DATA EXCERPTS ▸

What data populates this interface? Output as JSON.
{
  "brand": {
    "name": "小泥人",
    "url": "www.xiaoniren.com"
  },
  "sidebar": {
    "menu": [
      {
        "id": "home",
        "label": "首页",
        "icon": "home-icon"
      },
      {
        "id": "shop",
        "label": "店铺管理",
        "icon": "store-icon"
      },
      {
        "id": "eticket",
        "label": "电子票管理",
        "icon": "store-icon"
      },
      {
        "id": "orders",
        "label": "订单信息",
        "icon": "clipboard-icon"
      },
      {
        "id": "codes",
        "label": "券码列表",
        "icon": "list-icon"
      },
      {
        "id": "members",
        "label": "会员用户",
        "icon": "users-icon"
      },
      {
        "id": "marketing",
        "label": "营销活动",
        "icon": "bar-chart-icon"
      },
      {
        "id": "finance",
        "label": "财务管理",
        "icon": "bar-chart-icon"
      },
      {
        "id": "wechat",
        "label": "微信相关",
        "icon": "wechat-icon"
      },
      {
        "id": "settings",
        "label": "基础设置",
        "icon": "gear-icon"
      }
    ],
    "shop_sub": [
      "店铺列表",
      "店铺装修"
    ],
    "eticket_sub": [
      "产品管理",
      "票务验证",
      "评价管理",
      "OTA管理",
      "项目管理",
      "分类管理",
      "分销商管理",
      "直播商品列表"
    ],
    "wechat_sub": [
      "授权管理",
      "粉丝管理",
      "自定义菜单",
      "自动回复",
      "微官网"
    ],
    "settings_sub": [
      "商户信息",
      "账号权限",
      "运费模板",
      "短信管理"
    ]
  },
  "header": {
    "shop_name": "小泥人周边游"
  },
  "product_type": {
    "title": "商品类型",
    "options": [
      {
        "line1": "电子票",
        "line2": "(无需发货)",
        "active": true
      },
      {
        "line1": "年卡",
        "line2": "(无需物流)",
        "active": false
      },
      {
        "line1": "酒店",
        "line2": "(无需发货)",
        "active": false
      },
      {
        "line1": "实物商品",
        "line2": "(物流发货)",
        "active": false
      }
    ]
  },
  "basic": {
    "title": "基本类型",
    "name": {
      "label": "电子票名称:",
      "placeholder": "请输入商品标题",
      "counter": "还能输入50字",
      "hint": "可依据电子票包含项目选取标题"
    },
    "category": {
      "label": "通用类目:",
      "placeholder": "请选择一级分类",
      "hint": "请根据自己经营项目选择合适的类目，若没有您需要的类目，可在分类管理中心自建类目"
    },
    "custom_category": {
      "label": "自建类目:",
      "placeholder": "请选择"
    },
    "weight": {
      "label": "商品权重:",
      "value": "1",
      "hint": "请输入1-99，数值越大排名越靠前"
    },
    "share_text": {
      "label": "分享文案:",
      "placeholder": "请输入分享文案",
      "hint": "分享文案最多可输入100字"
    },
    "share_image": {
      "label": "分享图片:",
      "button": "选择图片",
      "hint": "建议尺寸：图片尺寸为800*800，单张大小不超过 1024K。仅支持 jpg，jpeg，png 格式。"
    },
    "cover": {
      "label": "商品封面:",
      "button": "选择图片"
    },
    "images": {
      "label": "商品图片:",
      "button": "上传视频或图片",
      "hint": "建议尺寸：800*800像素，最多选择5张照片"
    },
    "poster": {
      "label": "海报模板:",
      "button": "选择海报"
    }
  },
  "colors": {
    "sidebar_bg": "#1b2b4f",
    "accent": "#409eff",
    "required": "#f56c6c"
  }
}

WHAT YOU NEED TO DO ▸ Reproduce all of the entries word for word.

SOLVED EXERCISE ▸
What data populates this interface? Output as JSON.
{
  "brand": {
    "name": "小泥人",
    "url": "www.xiaoniren.com"
  },
  "sidebar": {
    "menu": [
      {
        "id": "home",
        "label": "首页",
        "icon": "home-icon"
      },
      {
        "id": "shop",
        "label": "店铺管理",
        "icon": "store-icon"
      },
      {
        "id": "eticket",
        "label": "电子票管理",
        "icon": "store-icon"
      },
      {
        "id": "orders",
        "label": "订单信息",
        "icon": "clipboard-icon"
      },
      {
        "id": "codes",
        "label": "券码列表",
        "icon": "list-icon"
      },
      {
        "id": "members",
        "label": "会员用户",
        "icon": "users-icon"
      },
      {
        "id": "marketing",
        "label": "营销活动",
        "icon": "bar-chart-icon"
      },
      {
        "id": "finance",
        "label": "财务管理",
        "icon": "bar-chart-icon"
      },
      {
        "id": "wechat",
        "label": "微信相关",
        "icon": "wechat-icon"
      },
      {
        "id": "settings",
        "label": "基础设置",
        "icon": "gear-icon"
      }
    ],
    "shop_sub": [
      "店铺列表",
      "店铺装修"
    ],
    "eticket_sub": [
      "产品管理",
      "票务验证",
      "评价管理",
      "OTA管理",
      "项目管理",
      "分类管理",
      "分销商管理",
      "直播商品列表"
    ],
    "wechat_sub": [
      "授权管理",
      "粉丝管理",
      "自定义菜单",
      "自动回复",
      "微官网"
    ],
    "settings_sub": [
      "商户信息",
      "账号权限",
      "运费模板",
      "短信管理"
    ]
  },
  "header": {
    "shop_name": "小泥人周边游"
  },
  "product_type": {
    "title": "商品类型",
    "options": [
      {
        "line1": "电子票",
        "line2": "(无需发货)",
        "active": true
      },
      {
        "line1": "年卡",
        "line2": "(无需物流)",
        "active": false
      },
      {
        "line1": "酒店",
        "line2": "(无需发货)",
        "active": false
      },
      {
        "line1": "实物商品",
        "line2": "(物流发货)",
        "active": false
      }
    ]
  },
  "basic": {
    "title": "基本类型",
    "name": {
      "label": "电子票名称:",
      "placeholder": "请输入商品标题",
      "counter": "还能输入50字",
      "hint": "可依据电子票包含项目选取标题"
    },
    "category": {
      "label": "通用类目:",
      "placeholder": "请选择一级分类",
      "hint": "请根据自己经营项目选择合适的类目，若没有您需要的类目，可在分类管理中心自建类目"
    },
    "custom_category": {
      "label": "自建类目:",
      "placeholder": "请选择"
    },
    "weight": {
      "label": "商品权重:",
      "value": "1",
      "hint": "请输入1-99，数值越大排名越靠前"
    },
    "share_text": {
      "label": "分享文案:",
      "placeholder": "请输入分享文案",
      "hint": "分享文案最多可输入100字"
    },
    "share_image": {
      "label": "分享图片:",
      "button": "选择图片",
      "hint": "建议尺寸：图片尺寸为800*800，单张大小不超过 1024K。仅支持 jpg，jpeg，png 格式。"
    },
    "cover": {
      "label": "商品封面:",
      "button": "选择图片"
    },
    "images": {
      "label": "商品图片:",
      "button": "上传视频或图片",
      "hint": "建议尺寸：800*800像素，最多选择5张照片"
    },
    "poster": {
      "label": "海报模板:",
      "button": "选择海报"
    }
  },
  "colors": {
    "sidebar_bg": "#1b2b4f",
    "accent": "#409eff",
    "required": "#f56c6c"
  }
}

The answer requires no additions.